**Exercise brief**
Copy all entries without alteration and skip the pictures they hold.

**Provided data**
══════════════════════════════
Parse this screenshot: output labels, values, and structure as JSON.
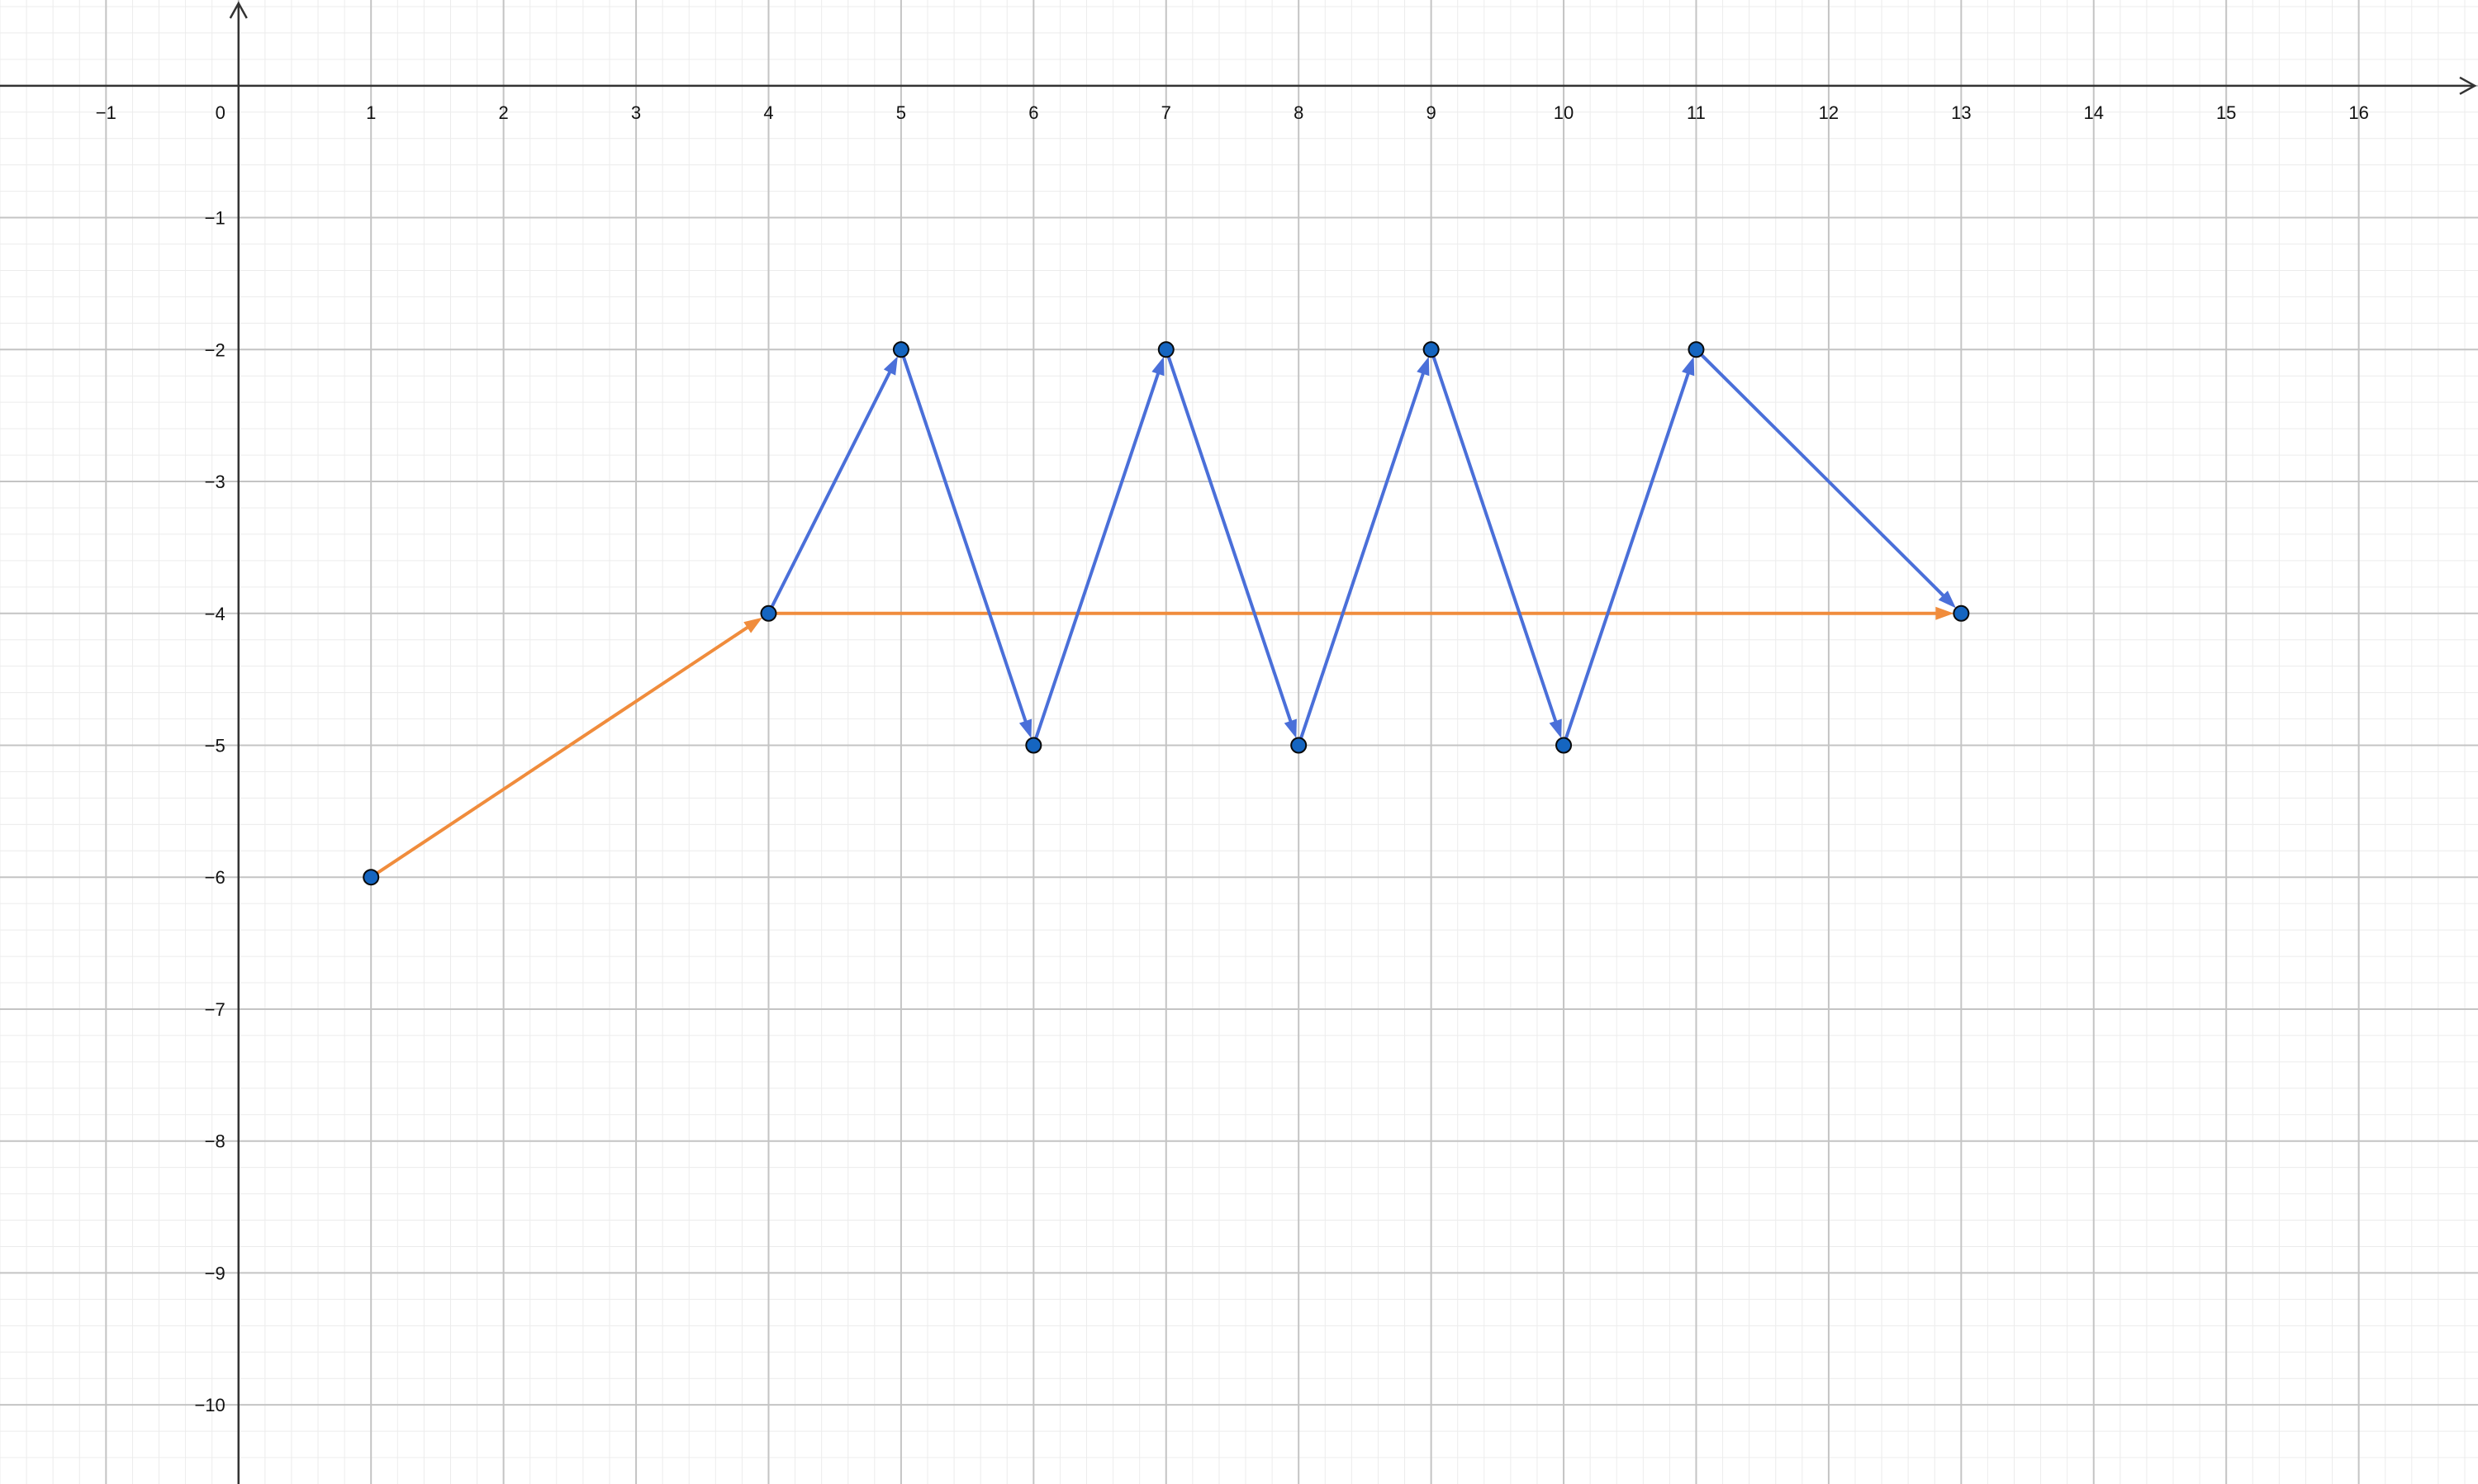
{
  "chart_data": {
    "type": "scatter",
    "xlim": [
      -1.8,
      16.9
    ],
    "ylim": [
      -10.6,
      0.65
    ],
    "x_ticks": [
      {
        "value": -1,
        "label": "−1"
      },
      {
        "value": 0,
        "label": "0"
      },
      {
        "value": 1,
        "label": "1"
      },
      {
        "value": 2,
        "label": "2"
      },
      {
        "value": 3,
        "label": "3"
      },
      {
        "value": 4,
        "label": "4"
      },
      {
        "value": 5,
        "label": "5"
      },
      {
        "value": 6,
        "label": "6"
      },
      {
        "value": 7,
        "label": "7"
      },
      {
        "value": 8,
        "label": "8"
      },
      {
        "value": 9,
        "label": "9"
      },
      {
        "value": 10,
        "label": "10"
      },
      {
        "value": 11,
        "label": "11"
      },
      {
        "value": 12,
        "label": "12"
      },
      {
        "value": 13,
        "label": "13"
      },
      {
        "value": 14,
        "label": "14"
      },
      {
        "value": 15,
        "label": "15"
      },
      {
        "value": 16,
        "label": "16"
      }
    ],
    "y_ticks": [
      {
        "value": -1,
        "label": "−1"
      },
      {
        "value": -2,
        "label": "−2"
      },
      {
        "value": -3,
        "label": "−3"
      },
      {
        "value": -4,
        "label": "−4"
      },
      {
        "value": -5,
        "label": "−5"
      },
      {
        "value": -6,
        "label": "−6"
      },
      {
        "value": -7,
        "label": "−7"
      },
      {
        "value": -8,
        "label": "−8"
      },
      {
        "value": -9,
        "label": "−9"
      },
      {
        "value": -10,
        "label": "−10"
      }
    ],
    "grid": true,
    "minor_grid_divisions": 5,
    "points": [
      {
        "x": 1,
        "y": -6
      },
      {
        "x": 4,
        "y": -4
      },
      {
        "x": 5,
        "y": -2
      },
      {
        "x": 6,
        "y": -5
      },
      {
        "x": 7,
        "y": -2
      },
      {
        "x": 8,
        "y": -5
      },
      {
        "x": 9,
        "y": -2
      },
      {
        "x": 10,
        "y": -5
      },
      {
        "x": 11,
        "y": -2
      },
      {
        "x": 13,
        "y": -4
      }
    ],
    "point_color": "#1565c0",
    "vector_series": [
      {
        "color": "#f08c3c",
        "vectors": [
          {
            "from": [
              1,
              -6
            ],
            "to": [
              4,
              -4
            ]
          },
          {
            "from": [
              4,
              -4
            ],
            "to": [
              13,
              -4
            ]
          }
        ]
      },
      {
        "color": "#4a6fd9",
        "vectors": [
          {
            "from": [
              4,
              -4
            ],
            "to": [
              5,
              -2
            ]
          },
          {
            "from": [
              5,
              -2
            ],
            "to": [
              6,
              -5
            ]
          },
          {
            "from": [
              6,
              -5
            ],
            "to": [
              7,
              -2
            ]
          },
          {
            "from": [
              7,
              -2
            ],
            "to": [
              8,
              -5
            ]
          },
          {
            "from": [
              8,
              -5
            ],
            "to": [
              9,
              -2
            ]
          },
          {
            "from": [
              9,
              -2
            ],
            "to": [
              10,
              -5
            ]
          },
          {
            "from": [
              10,
              -5
            ],
            "to": [
              11,
              -2
            ]
          },
          {
            "from": [
              11,
              -2
            ],
            "to": [
              13,
              -4
            ]
          }
        ]
      }
    ]
  }
}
══════════════════════════════
**Correct response**
Parse this screenshot: output labels, values, and structure as JSON.
{
  "chart_data": {
    "type": "scatter",
    "xlim": [
      -1.8,
      16.9
    ],
    "ylim": [
      -10.6,
      0.65
    ],
    "x_ticks": [
      {
        "value": -1,
        "label": "−1"
      },
      {
        "value": 0,
        "label": "0"
      },
      {
        "value": 1,
        "label": "1"
      },
      {
        "value": 2,
        "label": "2"
      },
      {
        "value": 3,
        "label": "3"
      },
      {
        "value": 4,
        "label": "4"
      },
      {
        "value": 5,
        "label": "5"
      },
      {
        "value": 6,
        "label": "6"
      },
      {
        "value": 7,
        "label": "7"
      },
      {
        "value": 8,
        "label": "8"
      },
      {
        "value": 9,
        "label": "9"
      },
      {
        "value": 10,
        "label": "10"
      },
      {
        "value": 11,
        "label": "11"
      },
      {
        "value": 12,
        "label": "12"
      },
      {
        "value": 13,
        "label": "13"
      },
      {
        "value": 14,
        "label": "14"
      },
      {
        "value": 15,
        "label": "15"
      },
      {
        "value": 16,
        "label": "16"
      }
    ],
    "y_ticks": [
      {
        "value": -1,
        "label": "−1"
      },
      {
        "value": -2,
        "label": "−2"
      },
      {
        "value": -3,
        "label": "−3"
      },
      {
        "value": -4,
        "label": "−4"
      },
      {
        "value": -5,
        "label": "−5"
      },
      {
        "value": -6,
        "label": "−6"
      },
      {
        "value": -7,
        "label": "−7"
      },
      {
        "value": -8,
        "label": "−8"
      },
      {
        "value": -9,
        "label": "−9"
      },
      {
        "value": -10,
        "label": "−10"
      }
    ],
    "grid": true,
    "minor_grid_divisions": 5,
    "points": [
      {
        "x": 1,
        "y": -6
      },
      {
        "x": 4,
        "y": -4
      },
      {
        "x": 5,
        "y": -2
      },
      {
        "x": 6,
        "y": -5
      },
      {
        "x": 7,
        "y": -2
      },
      {
        "x": 8,
        "y": -5
      },
      {
        "x": 9,
        "y": -2
      },
      {
        "x": 10,
        "y": -5
      },
      {
        "x": 11,
        "y": -2
      },
      {
        "x": 13,
        "y": -4
      }
    ],
    "point_color": "#1565c0",
    "vector_series": [
      {
        "color": "#f08c3c",
        "vectors": [
          {
            "from": [
              1,
              -6
            ],
            "to": [
              4,
              -4
            ]
          },
          {
            "from": [
              4,
              -4
            ],
            "to": [
              13,
              -4
            ]
          }
        ]
      },
      {
        "color": "#4a6fd9",
        "vectors": [
          {
            "from": [
              4,
              -4
            ],
            "to": [
              5,
              -2
            ]
          },
          {
            "from": [
              5,
              -2
            ],
            "to": [
              6,
              -5
            ]
          },
          {
            "from": [
              6,
              -5
            ],
            "to": [
              7,
              -2
            ]
          },
          {
            "from": [
              7,
              -2
            ],
            "to": [
              8,
              -5
            ]
          },
          {
            "from": [
              8,
              -5
            ],
            "to": [
              9,
              -2
            ]
          },
          {
            "from": [
              9,
              -2
            ],
            "to": [
              10,
              -5
            ]
          },
          {
            "from": [
              10,
              -5
            ],
            "to": [
              11,
              -2
            ]
          },
          {
            "from": [
              11,
              -2
            ],
            "to": [
              13,
              -4
            ]
          }
        ]
      }
    ]
  }
}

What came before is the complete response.